What follows is a listing to be transcribed exactly.

>> Begin RECORDS PROVIDED

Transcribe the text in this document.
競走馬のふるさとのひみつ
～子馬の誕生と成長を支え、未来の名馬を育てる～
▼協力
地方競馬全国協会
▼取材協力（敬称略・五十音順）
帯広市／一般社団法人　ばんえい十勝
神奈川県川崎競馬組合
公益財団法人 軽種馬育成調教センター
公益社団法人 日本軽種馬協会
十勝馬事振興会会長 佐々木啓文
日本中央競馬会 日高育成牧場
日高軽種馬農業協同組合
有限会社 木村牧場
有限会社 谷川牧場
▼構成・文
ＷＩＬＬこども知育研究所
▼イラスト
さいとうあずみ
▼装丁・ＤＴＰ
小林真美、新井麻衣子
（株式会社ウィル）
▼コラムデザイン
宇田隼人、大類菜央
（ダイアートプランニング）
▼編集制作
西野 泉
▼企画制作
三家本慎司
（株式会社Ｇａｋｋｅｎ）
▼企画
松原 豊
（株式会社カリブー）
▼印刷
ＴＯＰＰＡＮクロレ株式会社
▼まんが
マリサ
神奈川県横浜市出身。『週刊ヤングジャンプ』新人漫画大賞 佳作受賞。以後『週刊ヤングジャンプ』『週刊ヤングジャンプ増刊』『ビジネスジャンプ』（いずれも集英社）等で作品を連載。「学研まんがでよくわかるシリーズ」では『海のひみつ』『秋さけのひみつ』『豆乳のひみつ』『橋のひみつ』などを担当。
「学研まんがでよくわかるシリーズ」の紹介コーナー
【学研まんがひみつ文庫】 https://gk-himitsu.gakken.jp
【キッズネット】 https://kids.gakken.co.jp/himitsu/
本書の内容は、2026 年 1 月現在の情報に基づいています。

>> End RECORDS PROVIDED

## REPLY TO THE TASK
Transcribe the text in this document.
競走馬のふるさとのひみつ
～子馬の誕生と成長を支え、未来の名馬を育てる～
▼協力
地方競馬全国協会
▼取材協力（敬称略・五十音順）
帯広市／一般社団法人　ばんえい十勝
神奈川県川崎競馬組合
公益財団法人 軽種馬育成調教センター
公益社団法人 日本軽種馬協会
十勝馬事振興会会長 佐々木啓文
日本中央競馬会 日高育成牧場
日高軽種馬農業協同組合
有限会社 木村牧場
有限会社 谷川牧場
▼構成・文
ＷＩＬＬこども知育研究所
▼イラスト
さいとうあずみ
▼装丁・ＤＴＰ
小林真美、新井麻衣子
（株式会社ウィル）
▼コラムデザイン
宇田隼人、大類菜央
（ダイアートプランニング）
▼編集制作
西野 泉
▼企画制作
三家本慎司
（株式会社Ｇａｋｋｅｎ）
▼企画
松原 豊
（株式会社カリブー）
▼印刷
ＴＯＰＰＡＮクロレ株式会社
▼まんが
マリサ
神奈川県横浜市出身。『週刊ヤングジャンプ』新人漫画大賞 佳作受賞。以後『週刊ヤングジャンプ』『週刊ヤングジャンプ増刊』『ビジネスジャンプ』（いずれも集英社）等で作品を連載。「学研まんがでよくわかるシリーズ」では『海のひみつ』『秋さけのひみつ』『豆乳のひみつ』『橋のひみつ』などを担当。
「学研まんがでよくわかるシリーズ」の紹介コーナー
【学研まんがひみつ文庫】 https://gk-himitsu.gakken.jp
【キッズネット】 https://kids.gakken.co.jp/himitsu/
本書の内容は、2026 年 1 月現在の情報に基づいています。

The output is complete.